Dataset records
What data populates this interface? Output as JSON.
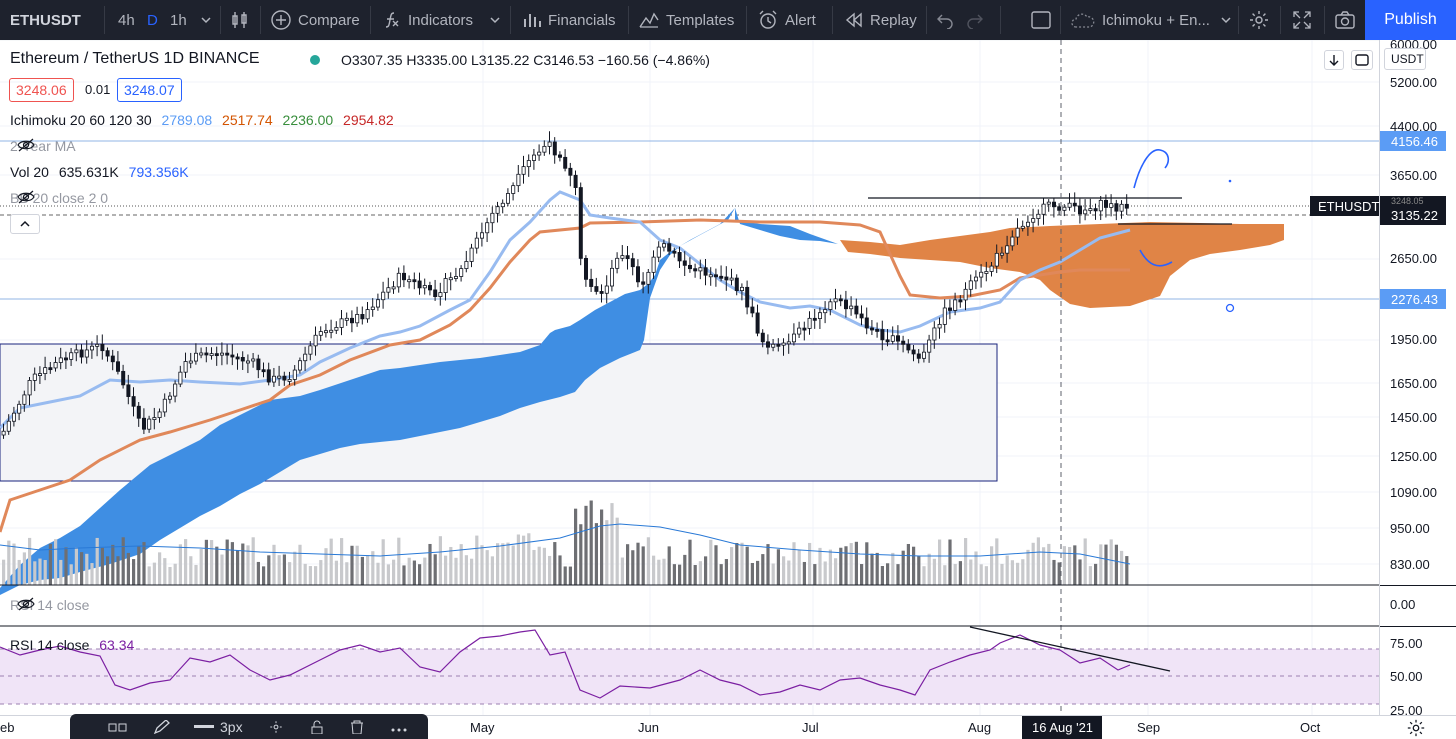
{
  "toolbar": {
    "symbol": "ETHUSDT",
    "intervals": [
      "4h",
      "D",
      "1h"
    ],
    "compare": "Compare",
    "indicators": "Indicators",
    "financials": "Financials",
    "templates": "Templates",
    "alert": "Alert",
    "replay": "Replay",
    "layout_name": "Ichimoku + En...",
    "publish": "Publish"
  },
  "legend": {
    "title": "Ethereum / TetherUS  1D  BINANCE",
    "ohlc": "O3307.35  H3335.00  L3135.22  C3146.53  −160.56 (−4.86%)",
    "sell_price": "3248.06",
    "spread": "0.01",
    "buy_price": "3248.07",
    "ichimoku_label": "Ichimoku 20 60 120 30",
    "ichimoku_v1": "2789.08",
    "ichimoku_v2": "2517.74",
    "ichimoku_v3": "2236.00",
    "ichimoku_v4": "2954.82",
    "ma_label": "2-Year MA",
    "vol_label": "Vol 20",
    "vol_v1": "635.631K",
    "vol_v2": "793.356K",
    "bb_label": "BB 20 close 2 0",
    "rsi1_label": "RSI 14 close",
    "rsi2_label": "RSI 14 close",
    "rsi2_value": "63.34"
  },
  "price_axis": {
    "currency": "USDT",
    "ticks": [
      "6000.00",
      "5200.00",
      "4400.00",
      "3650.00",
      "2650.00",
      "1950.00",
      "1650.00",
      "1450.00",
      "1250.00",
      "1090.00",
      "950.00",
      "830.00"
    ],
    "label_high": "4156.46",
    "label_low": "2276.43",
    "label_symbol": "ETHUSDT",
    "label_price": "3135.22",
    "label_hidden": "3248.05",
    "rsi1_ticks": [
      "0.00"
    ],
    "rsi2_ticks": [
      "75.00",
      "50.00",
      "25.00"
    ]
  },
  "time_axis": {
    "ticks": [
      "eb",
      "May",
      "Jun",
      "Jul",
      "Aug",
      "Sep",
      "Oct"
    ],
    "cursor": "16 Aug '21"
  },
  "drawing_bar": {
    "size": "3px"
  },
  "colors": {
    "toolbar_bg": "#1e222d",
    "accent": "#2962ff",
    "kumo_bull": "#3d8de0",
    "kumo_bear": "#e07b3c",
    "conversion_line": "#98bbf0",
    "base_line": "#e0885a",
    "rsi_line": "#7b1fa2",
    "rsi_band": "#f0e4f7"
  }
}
...
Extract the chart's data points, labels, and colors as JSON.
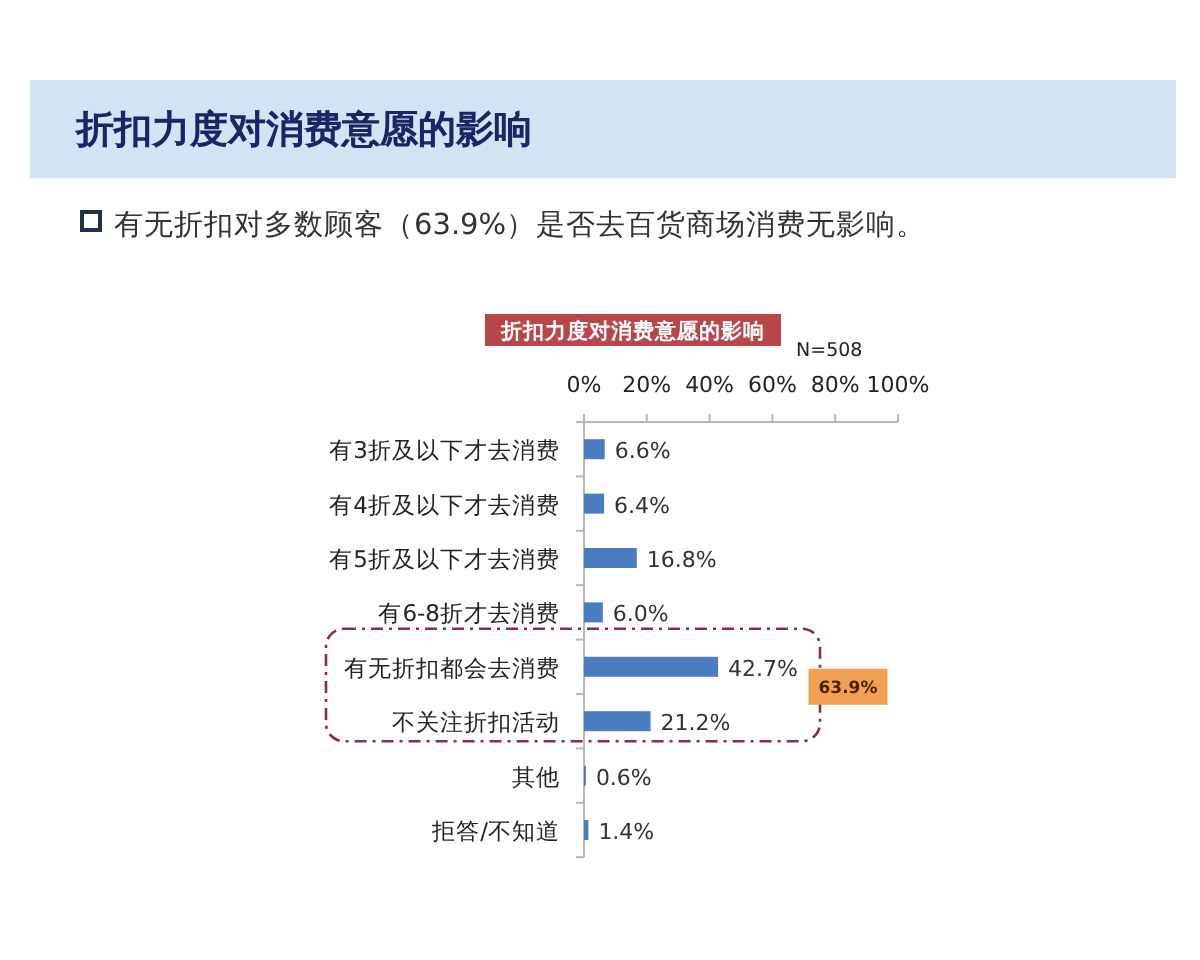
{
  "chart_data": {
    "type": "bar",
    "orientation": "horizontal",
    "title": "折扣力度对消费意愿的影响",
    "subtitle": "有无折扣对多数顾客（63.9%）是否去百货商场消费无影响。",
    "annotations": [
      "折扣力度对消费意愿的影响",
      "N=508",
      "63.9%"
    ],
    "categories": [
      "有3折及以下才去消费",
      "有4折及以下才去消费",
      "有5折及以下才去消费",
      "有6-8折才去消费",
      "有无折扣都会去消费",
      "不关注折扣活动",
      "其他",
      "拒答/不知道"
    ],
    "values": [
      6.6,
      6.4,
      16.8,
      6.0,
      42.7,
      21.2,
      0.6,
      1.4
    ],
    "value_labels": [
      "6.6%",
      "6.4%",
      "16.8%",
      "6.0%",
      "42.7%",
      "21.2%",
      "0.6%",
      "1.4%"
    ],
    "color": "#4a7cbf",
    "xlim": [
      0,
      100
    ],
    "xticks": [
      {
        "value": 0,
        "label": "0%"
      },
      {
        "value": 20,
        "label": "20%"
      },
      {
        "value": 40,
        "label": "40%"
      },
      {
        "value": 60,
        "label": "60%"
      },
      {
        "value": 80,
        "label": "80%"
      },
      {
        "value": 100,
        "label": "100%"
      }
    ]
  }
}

### TASK DIRECTIONS
Pick out each line containing "colors" and report it.

### TASK ANSWER
  "colors": {
Extract the chart's data points, labels, and colors as JSON.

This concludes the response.